**WHAT IS REQUIRED:**
Reproduce the rows below word for word, starting at the row containing "What elements are" and ending at the row containing "label: step 4: Kê", with both of those rows included. Leave out every other row.

**EXERCISE DATA:**
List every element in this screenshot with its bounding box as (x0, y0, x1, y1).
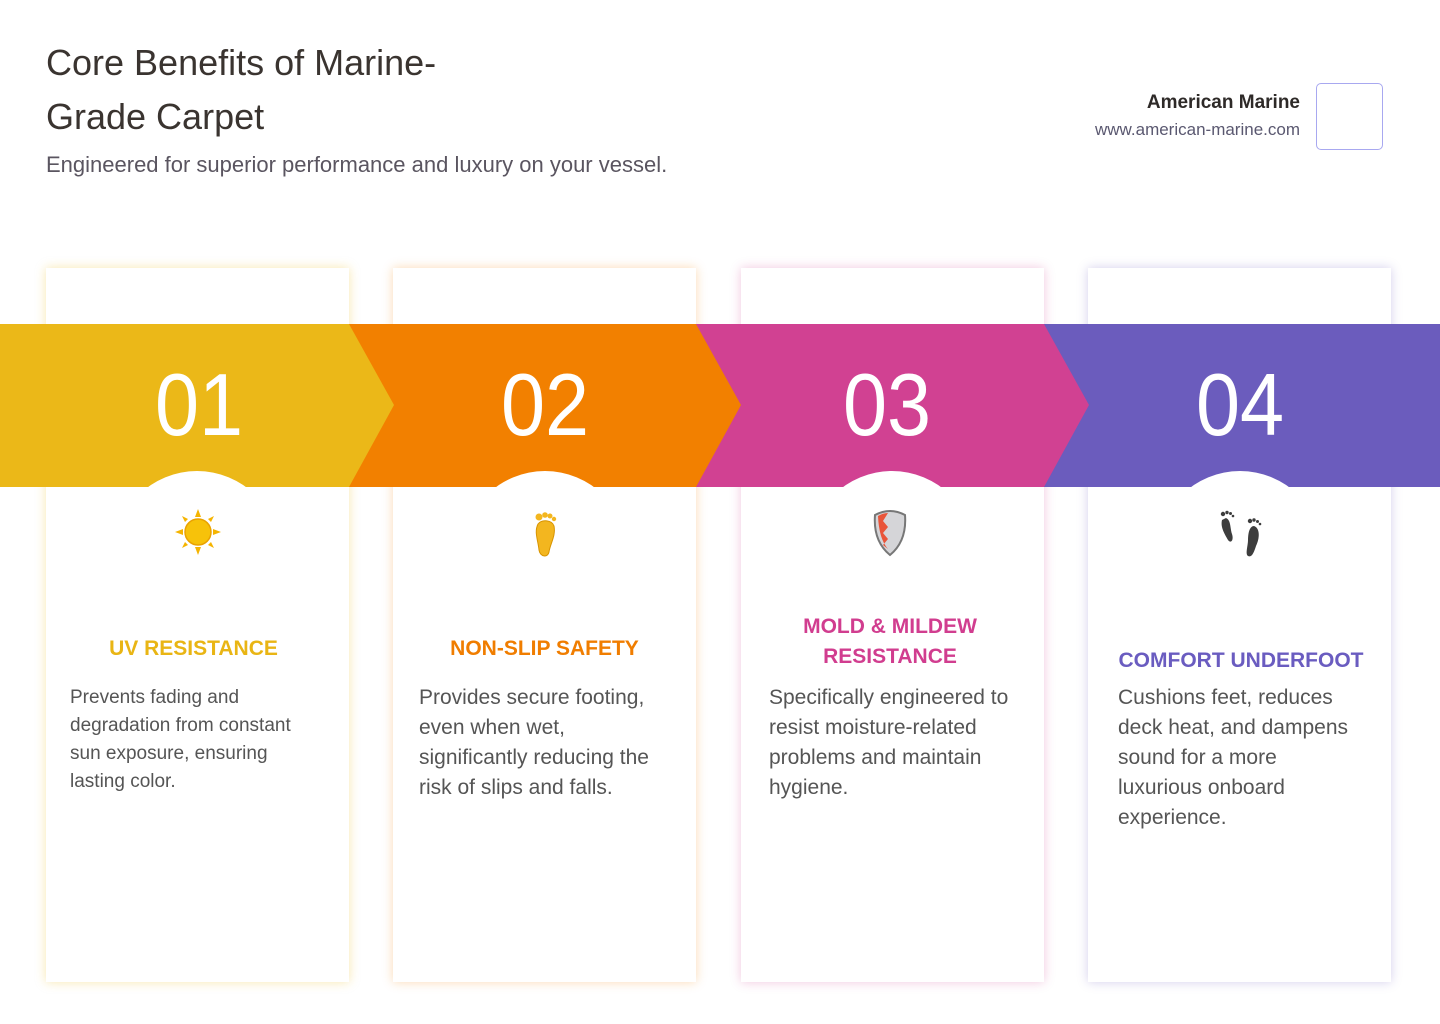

--

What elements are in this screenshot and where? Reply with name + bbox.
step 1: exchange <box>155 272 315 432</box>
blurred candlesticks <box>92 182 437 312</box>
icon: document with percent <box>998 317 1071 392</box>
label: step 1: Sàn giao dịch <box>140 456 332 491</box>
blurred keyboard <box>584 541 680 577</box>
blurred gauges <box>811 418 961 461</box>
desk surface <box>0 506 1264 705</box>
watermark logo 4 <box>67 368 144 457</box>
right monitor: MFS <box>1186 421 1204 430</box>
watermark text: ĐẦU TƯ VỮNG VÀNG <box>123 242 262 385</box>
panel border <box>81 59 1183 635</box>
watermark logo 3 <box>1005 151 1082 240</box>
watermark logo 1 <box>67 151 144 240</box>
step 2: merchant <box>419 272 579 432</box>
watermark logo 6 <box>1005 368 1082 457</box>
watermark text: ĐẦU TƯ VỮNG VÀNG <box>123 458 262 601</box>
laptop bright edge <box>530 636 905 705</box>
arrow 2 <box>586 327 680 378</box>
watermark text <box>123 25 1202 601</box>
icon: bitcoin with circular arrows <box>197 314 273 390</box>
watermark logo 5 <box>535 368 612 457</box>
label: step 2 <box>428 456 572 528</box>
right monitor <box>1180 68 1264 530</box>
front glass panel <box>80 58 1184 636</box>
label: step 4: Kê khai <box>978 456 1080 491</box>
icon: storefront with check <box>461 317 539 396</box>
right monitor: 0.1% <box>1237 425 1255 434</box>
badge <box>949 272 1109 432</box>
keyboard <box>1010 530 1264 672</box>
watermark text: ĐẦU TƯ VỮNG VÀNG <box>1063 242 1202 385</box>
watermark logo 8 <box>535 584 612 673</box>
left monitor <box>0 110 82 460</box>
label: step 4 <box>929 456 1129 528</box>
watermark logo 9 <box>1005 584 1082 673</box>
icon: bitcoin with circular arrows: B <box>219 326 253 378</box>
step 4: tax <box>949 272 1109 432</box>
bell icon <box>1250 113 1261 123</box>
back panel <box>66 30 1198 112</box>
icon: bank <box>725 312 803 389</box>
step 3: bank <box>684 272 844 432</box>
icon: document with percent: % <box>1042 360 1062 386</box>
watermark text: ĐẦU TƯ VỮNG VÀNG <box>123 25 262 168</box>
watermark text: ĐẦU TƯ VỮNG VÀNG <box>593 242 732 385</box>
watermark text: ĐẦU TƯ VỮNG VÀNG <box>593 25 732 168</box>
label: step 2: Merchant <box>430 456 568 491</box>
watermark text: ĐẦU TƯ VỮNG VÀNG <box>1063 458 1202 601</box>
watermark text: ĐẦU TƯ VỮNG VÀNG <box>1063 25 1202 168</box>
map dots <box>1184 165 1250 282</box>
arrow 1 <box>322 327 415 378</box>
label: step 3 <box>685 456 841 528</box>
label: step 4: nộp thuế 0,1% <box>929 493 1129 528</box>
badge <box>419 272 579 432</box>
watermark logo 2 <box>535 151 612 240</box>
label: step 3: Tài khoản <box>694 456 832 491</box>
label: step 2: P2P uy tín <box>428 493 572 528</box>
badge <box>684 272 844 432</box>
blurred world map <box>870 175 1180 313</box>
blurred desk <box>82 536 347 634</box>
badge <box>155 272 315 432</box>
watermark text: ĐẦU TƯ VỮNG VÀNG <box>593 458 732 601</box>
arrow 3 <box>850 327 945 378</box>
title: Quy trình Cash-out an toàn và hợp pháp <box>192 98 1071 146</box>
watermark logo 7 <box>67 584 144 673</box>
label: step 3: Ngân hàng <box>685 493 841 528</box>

**SOLUTION FOR THIS PROBLEM:**
What elements are in this screenshot and where? Reply with name + bbox.
step 1: exchange <box>155 272 315 432</box>
blurred candlesticks <box>92 182 437 312</box>
icon: document with percent <box>998 317 1071 392</box>
label: step 1: Sàn giao dịch <box>140 456 332 491</box>
blurred keyboard <box>584 541 680 577</box>
blurred gauges <box>811 418 961 461</box>
desk surface <box>0 506 1264 705</box>
watermark logo 4 <box>67 368 144 457</box>
right monitor: MFS <box>1186 421 1204 430</box>
watermark text: ĐẦU TƯ VỮNG VÀNG <box>123 242 262 385</box>
panel border <box>81 59 1183 635</box>
watermark logo 3 <box>1005 151 1082 240</box>
watermark logo 1 <box>67 151 144 240</box>
step 2: merchant <box>419 272 579 432</box>
watermark logo 6 <box>1005 368 1082 457</box>
watermark text: ĐẦU TƯ VỮNG VÀNG <box>123 458 262 601</box>
laptop bright edge <box>530 636 905 705</box>
arrow 2 <box>586 327 680 378</box>
watermark text <box>123 25 1202 601</box>
icon: bitcoin with circular arrows <box>197 314 273 390</box>
watermark logo 5 <box>535 368 612 457</box>
label: step 2 <box>428 456 572 528</box>
right monitor <box>1180 68 1264 530</box>
front glass panel <box>80 58 1184 636</box>
label: step 4: Kê khai <box>978 456 1080 491</box>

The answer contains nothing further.